To do -> Reproduce the entries exactly.

Input data ->
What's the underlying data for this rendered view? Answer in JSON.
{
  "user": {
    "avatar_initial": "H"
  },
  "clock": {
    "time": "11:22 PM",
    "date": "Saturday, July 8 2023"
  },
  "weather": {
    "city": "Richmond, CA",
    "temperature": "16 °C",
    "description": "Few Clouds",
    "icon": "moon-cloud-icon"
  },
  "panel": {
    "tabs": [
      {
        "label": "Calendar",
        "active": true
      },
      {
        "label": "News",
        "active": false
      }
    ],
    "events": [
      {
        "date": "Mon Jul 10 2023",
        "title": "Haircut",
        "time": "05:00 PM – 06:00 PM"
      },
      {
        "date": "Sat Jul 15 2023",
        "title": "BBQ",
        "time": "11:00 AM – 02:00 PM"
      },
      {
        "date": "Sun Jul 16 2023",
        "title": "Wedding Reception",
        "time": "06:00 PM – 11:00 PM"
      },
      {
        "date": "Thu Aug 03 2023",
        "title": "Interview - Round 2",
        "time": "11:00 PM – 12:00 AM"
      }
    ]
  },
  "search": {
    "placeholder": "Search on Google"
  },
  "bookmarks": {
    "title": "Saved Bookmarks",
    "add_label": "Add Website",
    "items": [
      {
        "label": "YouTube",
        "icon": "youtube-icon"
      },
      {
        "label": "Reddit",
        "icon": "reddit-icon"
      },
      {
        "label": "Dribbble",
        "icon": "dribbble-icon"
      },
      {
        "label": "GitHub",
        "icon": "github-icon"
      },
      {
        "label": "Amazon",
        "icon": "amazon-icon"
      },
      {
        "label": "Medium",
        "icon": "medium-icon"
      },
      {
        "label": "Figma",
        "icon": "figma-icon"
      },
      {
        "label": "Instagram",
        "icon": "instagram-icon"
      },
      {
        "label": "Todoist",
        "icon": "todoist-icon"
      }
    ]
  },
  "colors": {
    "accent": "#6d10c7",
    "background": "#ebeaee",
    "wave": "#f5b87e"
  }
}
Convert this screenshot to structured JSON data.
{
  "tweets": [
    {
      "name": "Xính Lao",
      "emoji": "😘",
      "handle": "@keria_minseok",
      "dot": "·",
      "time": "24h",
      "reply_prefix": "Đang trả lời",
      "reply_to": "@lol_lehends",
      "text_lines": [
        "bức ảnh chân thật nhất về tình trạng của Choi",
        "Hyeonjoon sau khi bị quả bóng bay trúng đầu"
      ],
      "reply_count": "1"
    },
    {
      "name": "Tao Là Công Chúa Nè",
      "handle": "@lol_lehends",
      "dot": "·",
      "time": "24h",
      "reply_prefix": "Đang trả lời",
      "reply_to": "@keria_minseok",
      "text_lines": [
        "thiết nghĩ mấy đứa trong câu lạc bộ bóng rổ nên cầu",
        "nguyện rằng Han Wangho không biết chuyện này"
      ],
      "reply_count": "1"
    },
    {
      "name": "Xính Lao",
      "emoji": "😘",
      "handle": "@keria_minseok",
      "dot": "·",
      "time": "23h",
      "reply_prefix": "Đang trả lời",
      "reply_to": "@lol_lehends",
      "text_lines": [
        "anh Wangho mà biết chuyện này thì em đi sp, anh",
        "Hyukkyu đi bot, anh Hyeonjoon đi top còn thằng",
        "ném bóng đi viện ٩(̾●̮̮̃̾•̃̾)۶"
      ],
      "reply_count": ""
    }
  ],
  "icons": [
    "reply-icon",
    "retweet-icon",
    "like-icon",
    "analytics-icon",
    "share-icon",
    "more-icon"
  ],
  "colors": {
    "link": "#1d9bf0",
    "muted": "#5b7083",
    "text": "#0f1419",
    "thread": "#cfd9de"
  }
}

Task solution ->
What's the underlying data for this rendered view? Answer in JSON.
{
  "user": {
    "avatar_initial": "H"
  },
  "clock": {
    "time": "11:22 PM",
    "date": "Saturday, July 8 2023"
  },
  "weather": {
    "city": "Richmond, CA",
    "temperature": "16 °C",
    "description": "Few Clouds",
    "icon": "moon-cloud-icon"
  },
  "panel": {
    "tabs": [
      {
        "label": "Calendar",
        "active": true
      },
      {
        "label": "News",
        "active": false
      }
    ],
    "events": [
      {
        "date": "Mon Jul 10 2023",
        "title": "Haircut",
        "time": "05:00 PM – 06:00 PM"
      },
      {
        "date": "Sat Jul 15 2023",
        "title": "BBQ",
        "time": "11:00 AM – 02:00 PM"
      },
      {
        "date": "Sun Jul 16 2023",
        "title": "Wedding Reception",
        "time": "06:00 PM – 11:00 PM"
      },
      {
        "date": "Thu Aug 03 2023",
        "title": "Interview - Round 2",
        "time": "11:00 PM – 12:00 AM"
      }
    ]
  },
  "search": {
    "placeholder": "Search on Google"
  },
  "bookmarks": {
    "title": "Saved Bookmarks",
    "add_label": "Add Website",
    "items": [
      {
        "label": "YouTube",
        "icon": "youtube-icon"
      },
      {
        "label": "Reddit",
        "icon": "reddit-icon"
      },
      {
        "label": "Dribbble",
        "icon": "dribbble-icon"
      },
      {
        "label": "GitHub",
        "icon": "github-icon"
      },
      {
        "label": "Amazon",
        "icon": "amazon-icon"
      },
      {
        "label": "Medium",
        "icon": "medium-icon"
      },
      {
        "label": "Figma",
        "icon": "figma-icon"
      },
      {
        "label": "Instagram",
        "icon": "instagram-icon"
      },
      {
        "label": "Todoist",
        "icon": "todoist-icon"
      }
    ]
  },
  "colors": {
    "accent": "#6d10c7",
    "background": "#ebeaee",
    "wave": "#f5b87e"
  }
}
Convert this screenshot to structured JSON data.
{
  "tweets": [
    {
      "name": "Xính Lao",
      "emoji": "😘",
      "handle": "@keria_minseok",
      "dot": "·",
      "time": "24h",
      "reply_prefix": "Đang trả lời",
      "reply_to": "@lol_lehends",
      "text_lines": [
        "bức ảnh chân thật nhất về tình trạng của Choi",
        "Hyeonjoon sau khi bị quả bóng bay trúng đầu"
      ],
      "reply_count": "1"
    },
    {
      "name": "Tao Là Công Chúa Nè",
      "handle": "@lol_lehends",
      "dot": "·",
      "time": "24h",
      "reply_prefix": "Đang trả lời",
      "reply_to": "@keria_minseok",
      "text_lines": [
        "thiết nghĩ mấy đứa trong câu lạc bộ bóng rổ nên cầu",
        "nguyện rằng Han Wangho không biết chuyện này"
      ],
      "reply_count": "1"
    },
    {
      "name": "Xính Lao",
      "emoji": "😘",
      "handle": "@keria_minseok",
      "dot": "·",
      "time": "23h",
      "reply_prefix": "Đang trả lời",
      "reply_to": "@lol_lehends",
      "text_lines": [
        "anh Wangho mà biết chuyện này thì em đi sp, anh",
        "Hyukkyu đi bot, anh Hyeonjoon đi top còn thằng",
        "ném bóng đi viện ٩(̾●̮̮̃̾•̃̾)۶"
      ],
      "reply_count": ""
    }
  ],
  "icons": [
    "reply-icon",
    "retweet-icon",
    "like-icon",
    "analytics-icon",
    "share-icon",
    "more-icon"
  ],
  "colors": {
    "link": "#1d9bf0",
    "muted": "#5b7083",
    "text": "#0f1419",
    "thread": "#cfd9de"
  }
}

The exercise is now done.